TASK BRIEF - Gather each line in the entries that includes the string "Addresses".

Stored records
============================================================

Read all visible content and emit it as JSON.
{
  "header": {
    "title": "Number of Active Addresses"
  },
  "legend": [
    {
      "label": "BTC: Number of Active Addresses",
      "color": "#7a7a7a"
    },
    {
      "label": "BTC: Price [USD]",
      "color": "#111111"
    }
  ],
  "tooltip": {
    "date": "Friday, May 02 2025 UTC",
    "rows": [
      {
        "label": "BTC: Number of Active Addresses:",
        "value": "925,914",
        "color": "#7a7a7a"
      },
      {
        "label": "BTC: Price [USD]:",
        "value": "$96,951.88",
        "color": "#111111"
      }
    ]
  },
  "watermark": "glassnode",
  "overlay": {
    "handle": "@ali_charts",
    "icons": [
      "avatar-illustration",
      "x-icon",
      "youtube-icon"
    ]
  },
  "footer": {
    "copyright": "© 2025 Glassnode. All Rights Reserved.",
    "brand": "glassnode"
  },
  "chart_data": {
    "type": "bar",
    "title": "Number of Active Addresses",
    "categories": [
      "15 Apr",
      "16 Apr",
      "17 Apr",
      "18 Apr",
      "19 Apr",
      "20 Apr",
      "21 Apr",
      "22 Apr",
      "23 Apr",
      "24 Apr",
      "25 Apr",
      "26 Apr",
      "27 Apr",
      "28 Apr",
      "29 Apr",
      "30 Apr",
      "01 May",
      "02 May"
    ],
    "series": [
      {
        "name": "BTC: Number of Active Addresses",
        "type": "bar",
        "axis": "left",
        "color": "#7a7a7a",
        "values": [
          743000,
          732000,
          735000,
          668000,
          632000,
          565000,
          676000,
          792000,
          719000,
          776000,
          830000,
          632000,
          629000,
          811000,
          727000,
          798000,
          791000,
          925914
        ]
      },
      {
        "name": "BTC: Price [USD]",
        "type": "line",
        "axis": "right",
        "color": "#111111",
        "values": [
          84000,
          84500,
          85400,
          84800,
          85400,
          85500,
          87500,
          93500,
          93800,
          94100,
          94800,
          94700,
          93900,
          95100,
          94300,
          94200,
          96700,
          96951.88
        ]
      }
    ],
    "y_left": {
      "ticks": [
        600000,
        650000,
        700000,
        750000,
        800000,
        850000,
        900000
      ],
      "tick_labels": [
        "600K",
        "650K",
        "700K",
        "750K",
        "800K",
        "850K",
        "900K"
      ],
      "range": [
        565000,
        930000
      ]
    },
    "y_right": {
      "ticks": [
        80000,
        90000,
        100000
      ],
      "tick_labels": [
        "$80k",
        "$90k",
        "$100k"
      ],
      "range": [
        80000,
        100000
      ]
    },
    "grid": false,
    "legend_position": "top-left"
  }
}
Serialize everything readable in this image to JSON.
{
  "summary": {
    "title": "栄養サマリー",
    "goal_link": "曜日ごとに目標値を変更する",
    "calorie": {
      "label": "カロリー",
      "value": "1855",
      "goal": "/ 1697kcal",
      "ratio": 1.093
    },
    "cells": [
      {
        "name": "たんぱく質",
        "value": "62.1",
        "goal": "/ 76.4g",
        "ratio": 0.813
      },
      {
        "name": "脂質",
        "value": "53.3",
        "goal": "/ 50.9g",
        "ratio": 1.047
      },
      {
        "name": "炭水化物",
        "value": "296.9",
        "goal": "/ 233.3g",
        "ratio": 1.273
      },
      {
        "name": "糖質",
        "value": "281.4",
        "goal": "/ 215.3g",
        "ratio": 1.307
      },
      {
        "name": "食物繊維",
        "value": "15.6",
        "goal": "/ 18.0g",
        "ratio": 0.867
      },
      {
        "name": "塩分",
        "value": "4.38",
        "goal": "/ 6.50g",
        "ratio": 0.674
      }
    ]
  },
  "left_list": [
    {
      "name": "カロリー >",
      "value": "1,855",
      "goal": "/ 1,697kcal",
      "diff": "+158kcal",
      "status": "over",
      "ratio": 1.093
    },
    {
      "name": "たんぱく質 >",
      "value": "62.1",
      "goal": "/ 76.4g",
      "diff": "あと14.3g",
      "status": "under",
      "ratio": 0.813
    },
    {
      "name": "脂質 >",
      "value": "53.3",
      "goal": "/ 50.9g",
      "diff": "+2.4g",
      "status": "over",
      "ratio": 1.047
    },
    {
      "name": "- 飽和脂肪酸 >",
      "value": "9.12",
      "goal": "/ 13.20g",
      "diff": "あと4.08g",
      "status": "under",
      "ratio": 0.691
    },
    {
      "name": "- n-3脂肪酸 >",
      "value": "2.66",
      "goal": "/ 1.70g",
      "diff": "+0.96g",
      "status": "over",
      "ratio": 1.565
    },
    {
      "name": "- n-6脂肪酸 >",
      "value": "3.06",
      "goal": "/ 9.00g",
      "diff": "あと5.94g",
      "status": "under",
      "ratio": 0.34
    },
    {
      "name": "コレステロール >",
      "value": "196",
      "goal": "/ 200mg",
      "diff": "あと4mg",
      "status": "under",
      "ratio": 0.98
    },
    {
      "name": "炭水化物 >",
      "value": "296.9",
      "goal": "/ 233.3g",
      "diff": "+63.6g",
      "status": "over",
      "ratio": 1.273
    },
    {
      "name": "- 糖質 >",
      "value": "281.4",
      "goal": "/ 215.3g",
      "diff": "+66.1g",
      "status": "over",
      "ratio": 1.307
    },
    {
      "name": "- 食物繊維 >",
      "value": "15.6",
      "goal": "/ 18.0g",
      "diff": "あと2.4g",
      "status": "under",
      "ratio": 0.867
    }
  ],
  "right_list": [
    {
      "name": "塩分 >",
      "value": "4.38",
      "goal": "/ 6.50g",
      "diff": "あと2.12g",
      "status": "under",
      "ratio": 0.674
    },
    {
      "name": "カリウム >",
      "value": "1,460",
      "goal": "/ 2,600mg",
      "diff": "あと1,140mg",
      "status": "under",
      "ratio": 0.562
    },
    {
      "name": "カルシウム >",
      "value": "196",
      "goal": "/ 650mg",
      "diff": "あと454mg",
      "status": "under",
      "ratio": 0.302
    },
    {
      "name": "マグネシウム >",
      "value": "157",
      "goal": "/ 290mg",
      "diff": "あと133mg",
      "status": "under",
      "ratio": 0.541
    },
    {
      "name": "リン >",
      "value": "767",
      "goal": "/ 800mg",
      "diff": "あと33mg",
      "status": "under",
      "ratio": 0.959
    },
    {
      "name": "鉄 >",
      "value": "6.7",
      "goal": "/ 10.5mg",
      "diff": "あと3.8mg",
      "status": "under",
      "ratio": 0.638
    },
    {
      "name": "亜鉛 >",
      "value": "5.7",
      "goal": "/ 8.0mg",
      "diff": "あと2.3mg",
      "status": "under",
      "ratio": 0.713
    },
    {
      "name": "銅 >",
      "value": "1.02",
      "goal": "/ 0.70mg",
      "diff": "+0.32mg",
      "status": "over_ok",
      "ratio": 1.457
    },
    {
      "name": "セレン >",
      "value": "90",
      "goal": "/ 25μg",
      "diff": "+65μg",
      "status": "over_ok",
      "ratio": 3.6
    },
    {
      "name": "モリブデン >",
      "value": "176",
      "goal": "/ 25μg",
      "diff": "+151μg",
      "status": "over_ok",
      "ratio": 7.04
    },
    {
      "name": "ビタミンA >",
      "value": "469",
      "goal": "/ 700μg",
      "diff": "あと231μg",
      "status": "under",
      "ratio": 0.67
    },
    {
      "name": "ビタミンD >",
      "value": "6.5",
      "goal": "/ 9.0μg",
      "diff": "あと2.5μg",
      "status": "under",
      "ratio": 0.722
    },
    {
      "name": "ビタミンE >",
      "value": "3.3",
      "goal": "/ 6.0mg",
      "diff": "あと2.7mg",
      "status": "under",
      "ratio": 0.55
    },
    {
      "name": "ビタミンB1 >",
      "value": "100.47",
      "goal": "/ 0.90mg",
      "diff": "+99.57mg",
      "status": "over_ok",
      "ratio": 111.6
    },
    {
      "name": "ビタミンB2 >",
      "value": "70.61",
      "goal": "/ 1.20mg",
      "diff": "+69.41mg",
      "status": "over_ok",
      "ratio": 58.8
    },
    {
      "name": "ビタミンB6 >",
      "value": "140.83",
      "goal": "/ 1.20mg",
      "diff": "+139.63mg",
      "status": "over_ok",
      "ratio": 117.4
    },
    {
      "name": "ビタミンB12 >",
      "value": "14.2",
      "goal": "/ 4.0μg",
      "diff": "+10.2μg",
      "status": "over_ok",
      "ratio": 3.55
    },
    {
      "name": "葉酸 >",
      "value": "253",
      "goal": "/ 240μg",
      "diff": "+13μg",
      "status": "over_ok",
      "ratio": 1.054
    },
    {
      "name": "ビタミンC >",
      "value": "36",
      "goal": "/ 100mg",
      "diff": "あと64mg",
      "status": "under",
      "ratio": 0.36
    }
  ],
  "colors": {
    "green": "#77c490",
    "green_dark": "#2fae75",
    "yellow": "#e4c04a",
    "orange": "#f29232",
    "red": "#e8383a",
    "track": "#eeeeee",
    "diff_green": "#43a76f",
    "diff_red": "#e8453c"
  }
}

============================================================

COMPLETED EXERCISE -
    "title": "Number of Active Addresses"
      "label": "BTC: Number of Active Addresses",
        "label": "BTC: Number of Active Addresses:",
    "title": "Number of Active Addresses",
        "name": "BTC: Number of Active Addresses",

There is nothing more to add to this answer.